++++ Exercise materials

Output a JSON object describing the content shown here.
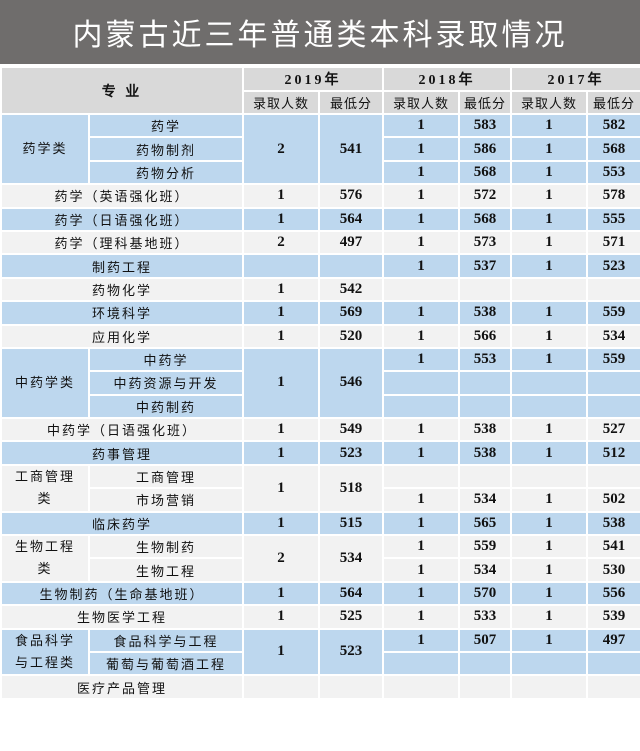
{
  "title": "内蒙古近三年普通类本科录取情况",
  "header": {
    "major": "专  业",
    "years": [
      "2019年",
      "2018年",
      "2017年"
    ],
    "count_label": "录取人数",
    "min_label": "最低分"
  },
  "colors": {
    "title_bg": "#6f6d6c",
    "header_bg": "#d9d9d9",
    "blue_row": "#bdd7ee",
    "gray_row": "#f2f2f2"
  },
  "groups": [
    {
      "name": "药学类",
      "shade": "blue",
      "y2019": [
        "2",
        "541"
      ],
      "subs": [
        {
          "name": "药学",
          "y2018": [
            "1",
            "583"
          ],
          "y2017": [
            "1",
            "582"
          ]
        },
        {
          "name": "药物制剂",
          "y2018": [
            "1",
            "586"
          ],
          "y2017": [
            "1",
            "568"
          ]
        },
        {
          "name": "药物分析",
          "y2018": [
            "1",
            "568"
          ],
          "y2017": [
            "1",
            "553"
          ]
        }
      ]
    },
    {
      "name": "药学（英语强化班）",
      "shade": "gray",
      "y2019": [
        "1",
        "576"
      ],
      "y2018": [
        "1",
        "572"
      ],
      "y2017": [
        "1",
        "578"
      ]
    },
    {
      "name": "药学（日语强化班）",
      "shade": "blue",
      "y2019": [
        "1",
        "564"
      ],
      "y2018": [
        "1",
        "568"
      ],
      "y2017": [
        "1",
        "555"
      ]
    },
    {
      "name": "药学（理科基地班）",
      "shade": "gray",
      "y2019": [
        "2",
        "497"
      ],
      "y2018": [
        "1",
        "573"
      ],
      "y2017": [
        "1",
        "571"
      ]
    },
    {
      "name": "制药工程",
      "shade": "blue",
      "y2019": [
        "",
        ""
      ],
      "y2018": [
        "1",
        "537"
      ],
      "y2017": [
        "1",
        "523"
      ]
    },
    {
      "name": "药物化学",
      "shade": "gray",
      "y2019": [
        "1",
        "542"
      ],
      "y2018": [
        "",
        ""
      ],
      "y2017": [
        "",
        ""
      ]
    },
    {
      "name": "环境科学",
      "shade": "blue",
      "y2019": [
        "1",
        "569"
      ],
      "y2018": [
        "1",
        "538"
      ],
      "y2017": [
        "1",
        "559"
      ]
    },
    {
      "name": "应用化学",
      "shade": "gray",
      "y2019": [
        "1",
        "520"
      ],
      "y2018": [
        "1",
        "566"
      ],
      "y2017": [
        "1",
        "534"
      ]
    },
    {
      "name": "中药学类",
      "shade": "blue",
      "y2019": [
        "1",
        "546"
      ],
      "subs": [
        {
          "name": "中药学",
          "y2018": [
            "1",
            "553"
          ],
          "y2017": [
            "1",
            "559"
          ]
        },
        {
          "name": "中药资源与开发",
          "y2018": [
            "",
            ""
          ],
          "y2017": [
            "",
            ""
          ]
        },
        {
          "name": "中药制药",
          "y2018": [
            "",
            ""
          ],
          "y2017": [
            "",
            ""
          ]
        }
      ]
    },
    {
      "name": "中药学（日语强化班）",
      "shade": "gray",
      "y2019": [
        "1",
        "549"
      ],
      "y2018": [
        "1",
        "538"
      ],
      "y2017": [
        "1",
        "527"
      ]
    },
    {
      "name": "药事管理",
      "shade": "blue",
      "y2019": [
        "1",
        "523"
      ],
      "y2018": [
        "1",
        "538"
      ],
      "y2017": [
        "1",
        "512"
      ]
    },
    {
      "name": "工商管理类",
      "shade": "gray",
      "y2019": [
        "1",
        "518"
      ],
      "subs": [
        {
          "name": "工商管理",
          "y2018": [
            "",
            ""
          ],
          "y2017": [
            "",
            ""
          ]
        },
        {
          "name": "市场营销",
          "y2018": [
            "1",
            "534"
          ],
          "y2017": [
            "1",
            "502"
          ]
        }
      ]
    },
    {
      "name": "临床药学",
      "shade": "blue",
      "y2019": [
        "1",
        "515"
      ],
      "y2018": [
        "1",
        "565"
      ],
      "y2017": [
        "1",
        "538"
      ]
    },
    {
      "name": "生物工程类",
      "shade": "gray",
      "y2019": [
        "2",
        "534"
      ],
      "subs": [
        {
          "name": "生物制药",
          "y2018": [
            "1",
            "559"
          ],
          "y2017": [
            "1",
            "541"
          ]
        },
        {
          "name": "生物工程",
          "y2018": [
            "1",
            "534"
          ],
          "y2017": [
            "1",
            "530"
          ]
        }
      ]
    },
    {
      "name": "生物制药（生命基地班）",
      "shade": "blue",
      "y2019": [
        "1",
        "564"
      ],
      "y2018": [
        "1",
        "570"
      ],
      "y2017": [
        "1",
        "556"
      ]
    },
    {
      "name": "生物医学工程",
      "shade": "gray",
      "y2019": [
        "1",
        "525"
      ],
      "y2018": [
        "1",
        "533"
      ],
      "y2017": [
        "1",
        "539"
      ]
    },
    {
      "name": "食品科学与工程类",
      "shade": "blue",
      "y2019": [
        "1",
        "523"
      ],
      "subs": [
        {
          "name": "食品科学与工程",
          "y2018": [
            "1",
            "507"
          ],
          "y2017": [
            "1",
            "497"
          ]
        },
        {
          "name": "葡萄与葡萄酒工程",
          "y2018": [
            "",
            ""
          ],
          "y2017": [
            "",
            ""
          ]
        }
      ]
    },
    {
      "name": "医疗产品管理",
      "shade": "gray",
      "y2019": [
        "",
        ""
      ],
      "y2018": [
        "",
        ""
      ],
      "y2017": [
        "",
        ""
      ]
    }
  ]
}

++++++++

*Description of the task*. Copy all the entries word for word. Omit any pictures.

*Response for this exercise*.
Output a JSON object describing the content shown here.
{
  "title": "内蒙古近三年普通类本科录取情况",
  "header": {
    "major": "专  业",
    "years": [
      "2019年",
      "2018年",
      "2017年"
    ],
    "count_label": "录取人数",
    "min_label": "最低分"
  },
  "colors": {
    "title_bg": "#6f6d6c",
    "header_bg": "#d9d9d9",
    "blue_row": "#bdd7ee",
    "gray_row": "#f2f2f2"
  },
  "groups": [
    {
      "name": "药学类",
      "shade": "blue",
      "y2019": [
        "2",
        "541"
      ],
      "subs": [
        {
          "name": "药学",
          "y2018": [
            "1",
            "583"
          ],
          "y2017": [
            "1",
            "582"
          ]
        },
        {
          "name": "药物制剂",
          "y2018": [
            "1",
            "586"
          ],
          "y2017": [
            "1",
            "568"
          ]
        },
        {
          "name": "药物分析",
          "y2018": [
            "1",
            "568"
          ],
          "y2017": [
            "1",
            "553"
          ]
        }
      ]
    },
    {
      "name": "药学（英语强化班）",
      "shade": "gray",
      "y2019": [
        "1",
        "576"
      ],
      "y2018": [
        "1",
        "572"
      ],
      "y2017": [
        "1",
        "578"
      ]
    },
    {
      "name": "药学（日语强化班）",
      "shade": "blue",
      "y2019": [
        "1",
        "564"
      ],
      "y2018": [
        "1",
        "568"
      ],
      "y2017": [
        "1",
        "555"
      ]
    },
    {
      "name": "药学（理科基地班）",
      "shade": "gray",
      "y2019": [
        "2",
        "497"
      ],
      "y2018": [
        "1",
        "573"
      ],
      "y2017": [
        "1",
        "571"
      ]
    },
    {
      "name": "制药工程",
      "shade": "blue",
      "y2019": [
        "",
        ""
      ],
      "y2018": [
        "1",
        "537"
      ],
      "y2017": [
        "1",
        "523"
      ]
    },
    {
      "name": "药物化学",
      "shade": "gray",
      "y2019": [
        "1",
        "542"
      ],
      "y2018": [
        "",
        ""
      ],
      "y2017": [
        "",
        ""
      ]
    },
    {
      "name": "环境科学",
      "shade": "blue",
      "y2019": [
        "1",
        "569"
      ],
      "y2018": [
        "1",
        "538"
      ],
      "y2017": [
        "1",
        "559"
      ]
    },
    {
      "name": "应用化学",
      "shade": "gray",
      "y2019": [
        "1",
        "520"
      ],
      "y2018": [
        "1",
        "566"
      ],
      "y2017": [
        "1",
        "534"
      ]
    },
    {
      "name": "中药学类",
      "shade": "blue",
      "y2019": [
        "1",
        "546"
      ],
      "subs": [
        {
          "name": "中药学",
          "y2018": [
            "1",
            "553"
          ],
          "y2017": [
            "1",
            "559"
          ]
        },
        {
          "name": "中药资源与开发",
          "y2018": [
            "",
            ""
          ],
          "y2017": [
            "",
            ""
          ]
        },
        {
          "name": "中药制药",
          "y2018": [
            "",
            ""
          ],
          "y2017": [
            "",
            ""
          ]
        }
      ]
    },
    {
      "name": "中药学（日语强化班）",
      "shade": "gray",
      "y2019": [
        "1",
        "549"
      ],
      "y2018": [
        "1",
        "538"
      ],
      "y2017": [
        "1",
        "527"
      ]
    },
    {
      "name": "药事管理",
      "shade": "blue",
      "y2019": [
        "1",
        "523"
      ],
      "y2018": [
        "1",
        "538"
      ],
      "y2017": [
        "1",
        "512"
      ]
    },
    {
      "name": "工商管理类",
      "shade": "gray",
      "y2019": [
        "1",
        "518"
      ],
      "subs": [
        {
          "name": "工商管理",
          "y2018": [
            "",
            ""
          ],
          "y2017": [
            "",
            ""
          ]
        },
        {
          "name": "市场营销",
          "y2018": [
            "1",
            "534"
          ],
          "y2017": [
            "1",
            "502"
          ]
        }
      ]
    },
    {
      "name": "临床药学",
      "shade": "blue",
      "y2019": [
        "1",
        "515"
      ],
      "y2018": [
        "1",
        "565"
      ],
      "y2017": [
        "1",
        "538"
      ]
    },
    {
      "name": "生物工程类",
      "shade": "gray",
      "y2019": [
        "2",
        "534"
      ],
      "subs": [
        {
          "name": "生物制药",
          "y2018": [
            "1",
            "559"
          ],
          "y2017": [
            "1",
            "541"
          ]
        },
        {
          "name": "生物工程",
          "y2018": [
            "1",
            "534"
          ],
          "y2017": [
            "1",
            "530"
          ]
        }
      ]
    },
    {
      "name": "生物制药（生命基地班）",
      "shade": "blue",
      "y2019": [
        "1",
        "564"
      ],
      "y2018": [
        "1",
        "570"
      ],
      "y2017": [
        "1",
        "556"
      ]
    },
    {
      "name": "生物医学工程",
      "shade": "gray",
      "y2019": [
        "1",
        "525"
      ],
      "y2018": [
        "1",
        "533"
      ],
      "y2017": [
        "1",
        "539"
      ]
    },
    {
      "name": "食品科学与工程类",
      "shade": "blue",
      "y2019": [
        "1",
        "523"
      ],
      "subs": [
        {
          "name": "食品科学与工程",
          "y2018": [
            "1",
            "507"
          ],
          "y2017": [
            "1",
            "497"
          ]
        },
        {
          "name": "葡萄与葡萄酒工程",
          "y2018": [
            "",
            ""
          ],
          "y2017": [
            "",
            ""
          ]
        }
      ]
    },
    {
      "name": "医疗产品管理",
      "shade": "gray",
      "y2019": [
        "",
        ""
      ],
      "y2018": [
        "",
        ""
      ],
      "y2017": [
        "",
        ""
      ]
    }
  ]
}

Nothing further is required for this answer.